- REQUIREMENTS
Find the number of lines containing the string "value" in the data. Answer with the number by itself.
▬▬▬▬▬▬
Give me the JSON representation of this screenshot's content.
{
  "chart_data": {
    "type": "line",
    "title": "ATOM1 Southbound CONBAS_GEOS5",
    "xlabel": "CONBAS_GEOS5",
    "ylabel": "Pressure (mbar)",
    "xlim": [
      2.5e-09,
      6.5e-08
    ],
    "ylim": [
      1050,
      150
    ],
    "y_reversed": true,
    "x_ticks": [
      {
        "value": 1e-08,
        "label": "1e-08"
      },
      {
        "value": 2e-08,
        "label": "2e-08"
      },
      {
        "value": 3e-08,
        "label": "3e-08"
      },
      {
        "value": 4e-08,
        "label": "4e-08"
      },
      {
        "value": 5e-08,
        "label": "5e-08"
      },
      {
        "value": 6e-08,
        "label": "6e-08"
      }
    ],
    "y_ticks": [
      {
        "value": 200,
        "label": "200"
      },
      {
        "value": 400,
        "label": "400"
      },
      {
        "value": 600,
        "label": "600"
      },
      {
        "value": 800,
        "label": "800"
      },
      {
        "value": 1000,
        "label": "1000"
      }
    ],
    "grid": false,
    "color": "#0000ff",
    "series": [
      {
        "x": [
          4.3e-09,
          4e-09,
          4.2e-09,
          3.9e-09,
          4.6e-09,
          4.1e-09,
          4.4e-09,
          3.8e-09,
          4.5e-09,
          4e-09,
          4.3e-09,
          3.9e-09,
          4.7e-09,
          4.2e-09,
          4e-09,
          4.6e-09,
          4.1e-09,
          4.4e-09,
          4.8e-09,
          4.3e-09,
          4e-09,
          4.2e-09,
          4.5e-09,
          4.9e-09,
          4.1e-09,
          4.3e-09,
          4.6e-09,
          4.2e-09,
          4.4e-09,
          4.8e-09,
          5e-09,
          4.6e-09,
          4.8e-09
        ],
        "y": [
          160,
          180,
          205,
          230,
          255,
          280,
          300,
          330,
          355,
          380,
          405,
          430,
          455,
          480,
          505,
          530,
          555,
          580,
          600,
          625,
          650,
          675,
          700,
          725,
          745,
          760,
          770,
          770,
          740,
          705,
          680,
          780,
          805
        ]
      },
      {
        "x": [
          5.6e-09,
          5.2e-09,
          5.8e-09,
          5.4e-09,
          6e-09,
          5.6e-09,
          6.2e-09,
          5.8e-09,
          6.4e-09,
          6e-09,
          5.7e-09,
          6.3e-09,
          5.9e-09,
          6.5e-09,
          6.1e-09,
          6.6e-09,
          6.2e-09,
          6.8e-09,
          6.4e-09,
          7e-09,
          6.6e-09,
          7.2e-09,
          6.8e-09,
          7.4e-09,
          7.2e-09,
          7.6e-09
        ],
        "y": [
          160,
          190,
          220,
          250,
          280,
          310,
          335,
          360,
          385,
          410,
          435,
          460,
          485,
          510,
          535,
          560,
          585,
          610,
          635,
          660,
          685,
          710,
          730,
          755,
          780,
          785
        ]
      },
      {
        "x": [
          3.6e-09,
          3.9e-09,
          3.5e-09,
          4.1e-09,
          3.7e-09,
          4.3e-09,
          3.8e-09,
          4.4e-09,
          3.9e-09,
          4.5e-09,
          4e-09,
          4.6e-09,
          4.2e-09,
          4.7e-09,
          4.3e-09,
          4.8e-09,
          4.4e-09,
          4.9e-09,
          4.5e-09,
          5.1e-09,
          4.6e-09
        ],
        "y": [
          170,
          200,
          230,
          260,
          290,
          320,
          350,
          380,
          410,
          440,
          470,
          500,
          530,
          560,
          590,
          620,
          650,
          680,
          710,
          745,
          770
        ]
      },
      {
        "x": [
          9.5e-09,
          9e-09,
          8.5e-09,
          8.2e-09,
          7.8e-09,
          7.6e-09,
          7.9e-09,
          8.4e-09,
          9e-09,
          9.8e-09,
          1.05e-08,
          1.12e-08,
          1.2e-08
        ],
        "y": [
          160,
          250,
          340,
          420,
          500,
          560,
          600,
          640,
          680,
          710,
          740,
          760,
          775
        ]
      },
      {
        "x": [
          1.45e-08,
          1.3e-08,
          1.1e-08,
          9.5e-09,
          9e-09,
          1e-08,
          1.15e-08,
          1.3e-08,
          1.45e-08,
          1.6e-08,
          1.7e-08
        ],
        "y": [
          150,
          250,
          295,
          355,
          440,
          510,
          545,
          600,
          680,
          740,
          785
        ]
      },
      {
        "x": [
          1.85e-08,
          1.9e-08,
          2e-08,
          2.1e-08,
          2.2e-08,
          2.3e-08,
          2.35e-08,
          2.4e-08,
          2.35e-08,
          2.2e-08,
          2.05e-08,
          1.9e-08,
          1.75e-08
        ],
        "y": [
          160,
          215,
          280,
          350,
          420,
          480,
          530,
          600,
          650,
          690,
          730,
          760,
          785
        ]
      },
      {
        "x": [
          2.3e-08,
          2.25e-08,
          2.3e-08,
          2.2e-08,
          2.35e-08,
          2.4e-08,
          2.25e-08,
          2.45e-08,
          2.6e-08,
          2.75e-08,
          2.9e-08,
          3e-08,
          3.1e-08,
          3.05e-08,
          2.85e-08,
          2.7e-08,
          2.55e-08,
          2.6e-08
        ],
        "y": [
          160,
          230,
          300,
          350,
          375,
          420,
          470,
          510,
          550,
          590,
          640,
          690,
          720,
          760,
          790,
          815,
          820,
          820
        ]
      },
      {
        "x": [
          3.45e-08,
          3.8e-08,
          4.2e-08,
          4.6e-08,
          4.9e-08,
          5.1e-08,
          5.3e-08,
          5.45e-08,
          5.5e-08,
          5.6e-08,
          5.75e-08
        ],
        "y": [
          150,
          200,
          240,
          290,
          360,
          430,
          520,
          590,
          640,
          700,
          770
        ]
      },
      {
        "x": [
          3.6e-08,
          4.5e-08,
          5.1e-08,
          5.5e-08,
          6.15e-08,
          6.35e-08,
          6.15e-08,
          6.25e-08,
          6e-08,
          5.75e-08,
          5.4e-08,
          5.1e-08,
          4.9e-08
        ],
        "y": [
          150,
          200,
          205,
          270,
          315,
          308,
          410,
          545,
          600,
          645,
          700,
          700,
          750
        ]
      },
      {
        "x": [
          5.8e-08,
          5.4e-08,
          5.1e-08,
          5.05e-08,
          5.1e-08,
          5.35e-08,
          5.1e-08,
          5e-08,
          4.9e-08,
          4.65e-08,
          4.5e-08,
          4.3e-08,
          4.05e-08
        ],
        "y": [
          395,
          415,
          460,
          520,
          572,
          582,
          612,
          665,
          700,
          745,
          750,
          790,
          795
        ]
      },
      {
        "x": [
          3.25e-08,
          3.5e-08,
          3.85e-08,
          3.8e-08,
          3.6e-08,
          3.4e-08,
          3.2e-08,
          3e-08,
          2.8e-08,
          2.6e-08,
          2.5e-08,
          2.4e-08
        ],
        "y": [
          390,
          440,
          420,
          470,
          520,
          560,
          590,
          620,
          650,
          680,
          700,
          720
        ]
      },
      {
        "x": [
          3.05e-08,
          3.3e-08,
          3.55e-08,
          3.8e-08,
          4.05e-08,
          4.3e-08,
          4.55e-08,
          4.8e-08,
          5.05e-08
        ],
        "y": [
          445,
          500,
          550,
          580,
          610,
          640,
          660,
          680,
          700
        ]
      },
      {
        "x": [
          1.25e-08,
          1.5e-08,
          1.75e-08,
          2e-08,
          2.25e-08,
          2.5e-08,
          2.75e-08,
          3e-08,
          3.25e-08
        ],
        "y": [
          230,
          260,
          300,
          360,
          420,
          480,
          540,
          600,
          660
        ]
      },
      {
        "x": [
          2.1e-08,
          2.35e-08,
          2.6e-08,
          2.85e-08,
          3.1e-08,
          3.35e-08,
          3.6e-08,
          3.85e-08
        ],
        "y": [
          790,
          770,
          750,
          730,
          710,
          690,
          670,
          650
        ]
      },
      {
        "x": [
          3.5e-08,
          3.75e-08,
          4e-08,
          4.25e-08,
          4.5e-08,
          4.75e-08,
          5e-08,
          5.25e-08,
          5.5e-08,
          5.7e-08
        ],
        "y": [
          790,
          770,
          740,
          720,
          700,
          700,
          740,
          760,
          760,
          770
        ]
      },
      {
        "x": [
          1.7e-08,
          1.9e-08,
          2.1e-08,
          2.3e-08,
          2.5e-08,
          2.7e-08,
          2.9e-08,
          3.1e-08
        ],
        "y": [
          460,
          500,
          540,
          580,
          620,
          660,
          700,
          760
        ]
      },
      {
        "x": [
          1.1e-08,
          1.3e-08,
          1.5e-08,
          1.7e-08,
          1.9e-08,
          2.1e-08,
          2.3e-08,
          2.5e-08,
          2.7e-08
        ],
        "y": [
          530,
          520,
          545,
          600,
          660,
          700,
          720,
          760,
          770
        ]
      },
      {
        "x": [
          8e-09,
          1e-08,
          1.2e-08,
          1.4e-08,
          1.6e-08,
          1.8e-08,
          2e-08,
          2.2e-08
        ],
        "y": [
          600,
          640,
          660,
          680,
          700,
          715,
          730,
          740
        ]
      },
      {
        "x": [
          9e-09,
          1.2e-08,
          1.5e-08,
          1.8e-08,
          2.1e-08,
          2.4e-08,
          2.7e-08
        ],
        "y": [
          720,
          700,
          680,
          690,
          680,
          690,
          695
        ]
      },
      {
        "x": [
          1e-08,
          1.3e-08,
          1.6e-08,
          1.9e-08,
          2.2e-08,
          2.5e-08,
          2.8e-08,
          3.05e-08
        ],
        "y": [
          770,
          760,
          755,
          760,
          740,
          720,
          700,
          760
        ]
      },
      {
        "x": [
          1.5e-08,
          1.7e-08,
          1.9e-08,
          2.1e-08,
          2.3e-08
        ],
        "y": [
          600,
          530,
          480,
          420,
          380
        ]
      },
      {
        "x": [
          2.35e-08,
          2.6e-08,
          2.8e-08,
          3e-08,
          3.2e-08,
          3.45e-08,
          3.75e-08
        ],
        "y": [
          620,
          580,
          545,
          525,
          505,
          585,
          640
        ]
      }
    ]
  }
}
▬▬▬▬▬▬
- ANSWER IN FULL
11